# Dataset records:
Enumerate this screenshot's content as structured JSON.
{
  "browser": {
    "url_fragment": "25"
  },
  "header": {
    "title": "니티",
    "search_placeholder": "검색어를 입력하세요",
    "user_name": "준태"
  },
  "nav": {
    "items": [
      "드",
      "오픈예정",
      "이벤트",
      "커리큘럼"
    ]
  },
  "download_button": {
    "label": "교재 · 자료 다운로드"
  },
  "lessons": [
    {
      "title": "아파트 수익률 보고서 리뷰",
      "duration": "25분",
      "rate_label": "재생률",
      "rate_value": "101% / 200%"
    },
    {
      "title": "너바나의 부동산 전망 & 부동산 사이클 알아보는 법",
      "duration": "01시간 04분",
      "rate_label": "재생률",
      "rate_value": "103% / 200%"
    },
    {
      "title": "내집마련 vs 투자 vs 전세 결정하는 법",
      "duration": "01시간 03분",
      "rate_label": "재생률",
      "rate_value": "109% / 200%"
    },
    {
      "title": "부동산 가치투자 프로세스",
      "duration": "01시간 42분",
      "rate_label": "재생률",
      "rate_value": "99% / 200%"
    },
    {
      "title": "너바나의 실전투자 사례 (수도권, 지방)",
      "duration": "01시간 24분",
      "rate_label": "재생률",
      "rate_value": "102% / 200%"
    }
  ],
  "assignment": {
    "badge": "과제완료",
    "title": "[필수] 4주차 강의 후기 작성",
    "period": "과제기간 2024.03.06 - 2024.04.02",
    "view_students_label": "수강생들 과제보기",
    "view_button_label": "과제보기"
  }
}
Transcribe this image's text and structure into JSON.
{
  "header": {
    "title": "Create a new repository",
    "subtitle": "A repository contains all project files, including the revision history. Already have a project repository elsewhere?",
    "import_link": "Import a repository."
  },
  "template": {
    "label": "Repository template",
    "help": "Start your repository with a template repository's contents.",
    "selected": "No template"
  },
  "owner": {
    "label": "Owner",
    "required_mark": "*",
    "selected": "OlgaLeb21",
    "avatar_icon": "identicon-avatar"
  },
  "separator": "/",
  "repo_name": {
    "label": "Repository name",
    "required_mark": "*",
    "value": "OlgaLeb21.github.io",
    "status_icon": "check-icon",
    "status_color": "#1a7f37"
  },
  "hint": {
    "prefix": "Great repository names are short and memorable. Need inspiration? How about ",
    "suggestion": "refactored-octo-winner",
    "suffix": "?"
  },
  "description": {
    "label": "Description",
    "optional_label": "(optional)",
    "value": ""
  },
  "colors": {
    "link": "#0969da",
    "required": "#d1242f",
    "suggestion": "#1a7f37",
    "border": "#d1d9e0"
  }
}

# To do:
Find the lines above that include the string "suggestion" and copy them.

# Task output:
    "suggestion": "refactored-octo-winner",
    "suggestion": "#1a7f37",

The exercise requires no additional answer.